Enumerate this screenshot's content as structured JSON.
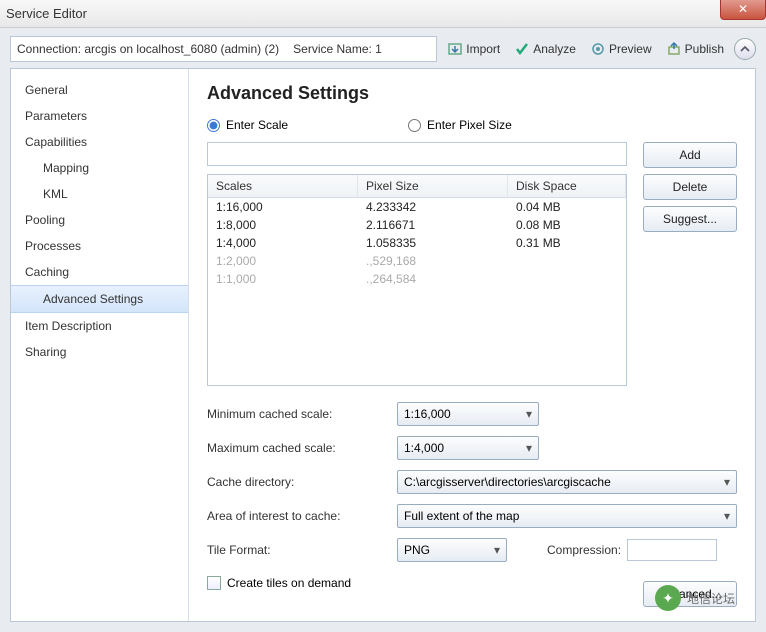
{
  "window": {
    "title": "Service Editor"
  },
  "connection": {
    "text": "Connection: arcgis on localhost_6080 (admin) (2)",
    "service_label": "Service Name: 1"
  },
  "toolbar": {
    "import": "Import",
    "analyze": "Analyze",
    "preview": "Preview",
    "publish": "Publish"
  },
  "sidebar": {
    "items": [
      {
        "label": "General"
      },
      {
        "label": "Parameters"
      },
      {
        "label": "Capabilities"
      },
      {
        "label": "Mapping",
        "sub": true
      },
      {
        "label": "KML",
        "sub": true
      },
      {
        "label": "Pooling"
      },
      {
        "label": "Processes"
      },
      {
        "label": "Caching"
      },
      {
        "label": "Advanced Settings",
        "sub": true,
        "selected": true
      },
      {
        "label": "Item Description"
      },
      {
        "label": "Sharing"
      }
    ]
  },
  "content": {
    "heading": "Advanced Settings",
    "radios": {
      "scale": "Enter Scale",
      "pixel": "Enter Pixel Size"
    },
    "buttons": {
      "add": "Add",
      "delete": "Delete",
      "suggest": "Suggest...",
      "advanced": "Advanced..."
    },
    "table": {
      "headers": {
        "scale": "Scales",
        "pixel": "Pixel Size",
        "disk": "Disk Space"
      },
      "rows": [
        {
          "scale": "1:16,000",
          "pixel": "4.233342",
          "disk": "0.04 MB"
        },
        {
          "scale": "1:8,000",
          "pixel": "2.116671",
          "disk": "0.08 MB"
        },
        {
          "scale": "1:4,000",
          "pixel": "1.058335",
          "disk": "0.31 MB"
        },
        {
          "scale": "1:2,000",
          "pixel": ".,529,168",
          "disk": "",
          "disabled": true
        },
        {
          "scale": "1:1,000",
          "pixel": ".,264,584",
          "disk": "",
          "disabled": true
        }
      ]
    },
    "form": {
      "min_label": "Minimum cached scale:",
      "min_value": "1:16,000",
      "max_label": "Maximum cached scale:",
      "max_value": "1:4,000",
      "dir_label": "Cache directory:",
      "dir_value": "C:\\arcgisserver\\directories\\arcgiscache",
      "aoi_label": "Area of interest to cache:",
      "aoi_value": "Full extent of the map",
      "fmt_label": "Tile Format:",
      "fmt_value": "PNG",
      "comp_label": "Compression:",
      "comp_value": "",
      "ondemand": "Create tiles on demand"
    }
  },
  "watermark": "地信论坛"
}
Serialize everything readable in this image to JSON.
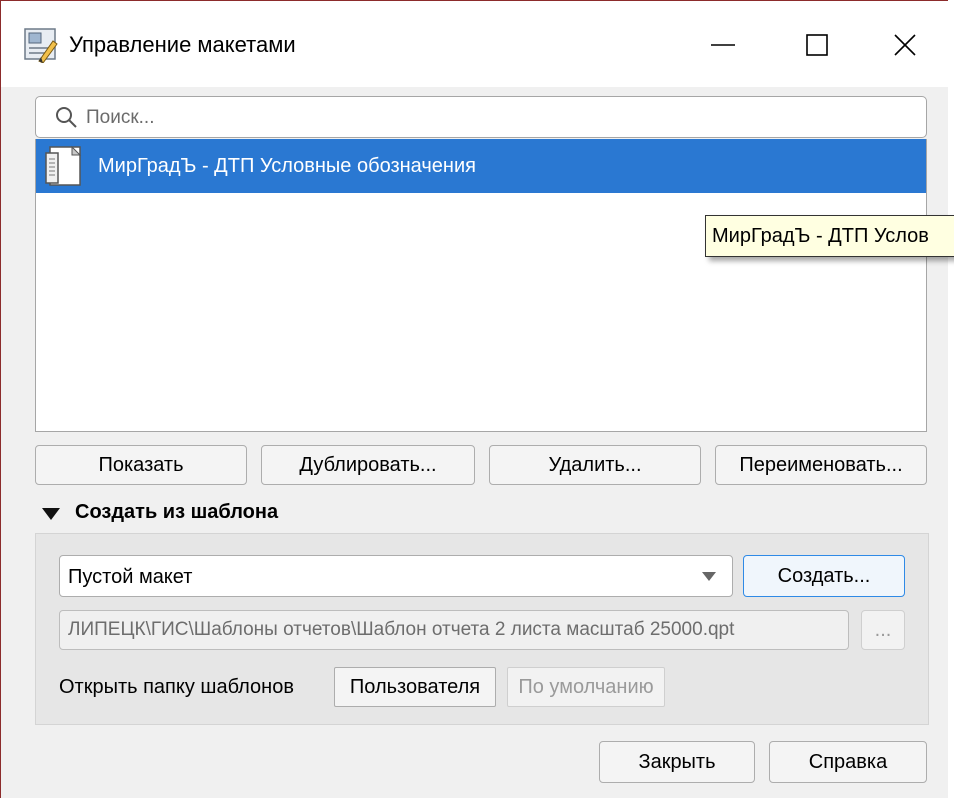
{
  "window": {
    "title": "Управление макетами",
    "icon": "layout-manager-icon",
    "controls": [
      "minimize-icon",
      "maximize-icon",
      "close-icon"
    ]
  },
  "search": {
    "placeholder": "Поиск...",
    "value": ""
  },
  "layouts": {
    "items": [
      {
        "label": "МирГрадЪ - ДТП Условные обозначения",
        "selected": true,
        "icon": "print-layout-icon"
      }
    ]
  },
  "tooltip": {
    "text": "МирГрадЪ - ДТП Услов"
  },
  "actions": {
    "show": "Показать",
    "duplicate": "Дублировать...",
    "delete": "Удалить...",
    "rename": "Переименовать..."
  },
  "template_section": {
    "title": "Создать из шаблона",
    "expanded": true,
    "template_select": {
      "selected": "Пустой макет"
    },
    "create_button": "Создать...",
    "path_value": "ЛИПЕЦК\\ГИС\\Шаблоны отчетов\\Шаблон отчета 2 листа масштаб 25000.qpt",
    "browse_button": "...",
    "open_folder_label": "Открыть папку шаблонов",
    "user_button": "Пользователя",
    "default_button": "По умолчанию"
  },
  "footer": {
    "close": "Закрыть",
    "help": "Справка"
  },
  "colors": {
    "selection": "#2a78d2",
    "tooltip_bg": "#ffffe1",
    "focus_border": "#2f8ae6",
    "dialog_bg": "#f0f0f0"
  }
}
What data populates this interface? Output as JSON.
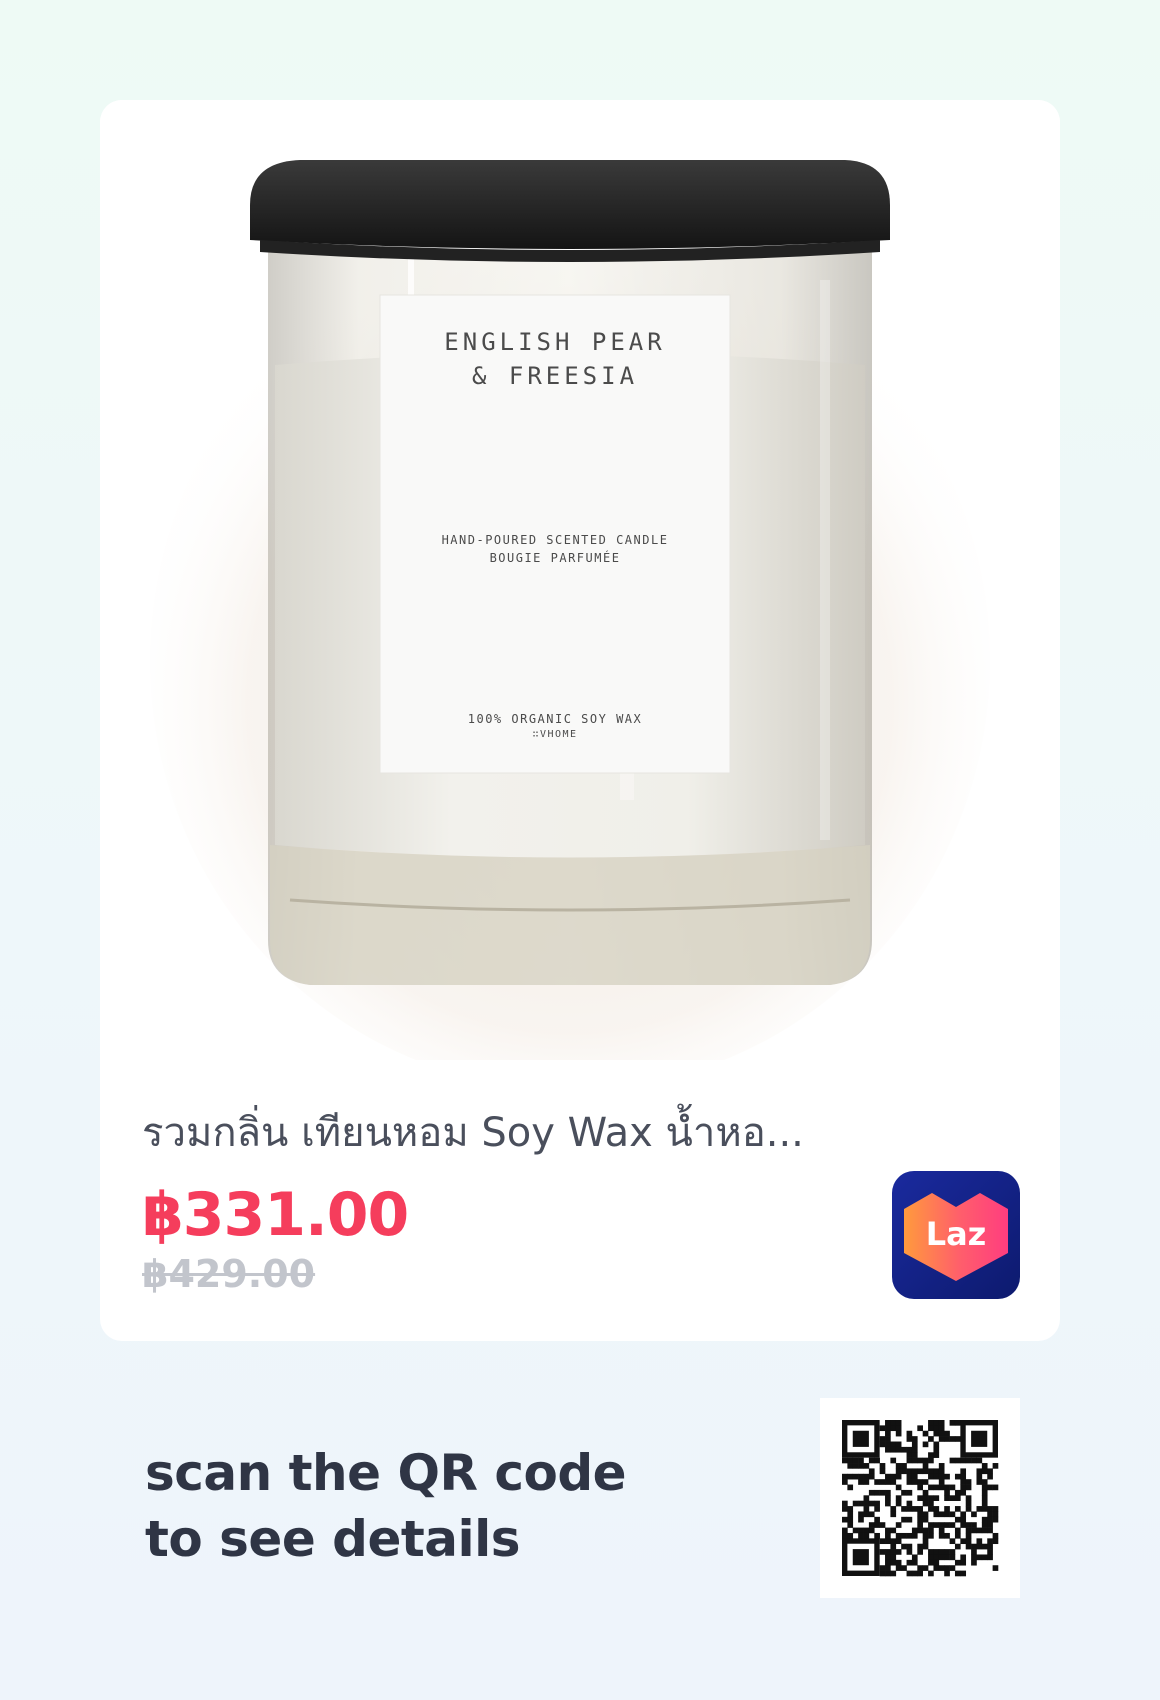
{
  "product": {
    "title": "รวมกลิ่น เทียนหอม Soy Wax น้ำหอ...",
    "price": "฿331.00",
    "original_price": "฿429.00",
    "store": "Laz",
    "image_label": {
      "name_line1": "ENGLISH PEAR",
      "name_line2": "& FREESIA",
      "desc_line1": "HAND-POURED SCENTED CANDLE",
      "desc_line2": "BOUGIE PARFUMÉE",
      "foot_line1": "100% ORGANIC SOY WAX",
      "foot_line2": "∷VHOME"
    }
  },
  "cta": {
    "line1": "scan the QR code",
    "line2": "to see details"
  },
  "colors": {
    "price": "#f53d5c",
    "old_price": "#c2c5cc",
    "cta_text": "#2f3545",
    "lazada_gradient_start": "#1a2a9e",
    "lazada_heart_start": "#ff9a3d",
    "lazada_heart_end": "#ff3d7f"
  },
  "icons": [
    "lazada-logo-icon",
    "qr-code-icon"
  ]
}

☆ ☆ ☆ ☆ ☆ ☆ ☆

→ **Your goal**
Wherever "scale" shows up in a line, copy that line.

→ **Solution to this task**
      "scale": "Enter Scale",
        "scale": "Scales",
          "scale": "1:16,000",
          "scale": "1:8,000",
          "scale": "1:4,000",
          "scale": "1:2,000",
          "scale": "1:1,000",
      "min_label": "Minimum cached scale:",
      "max_label": "Maximum cached scale:",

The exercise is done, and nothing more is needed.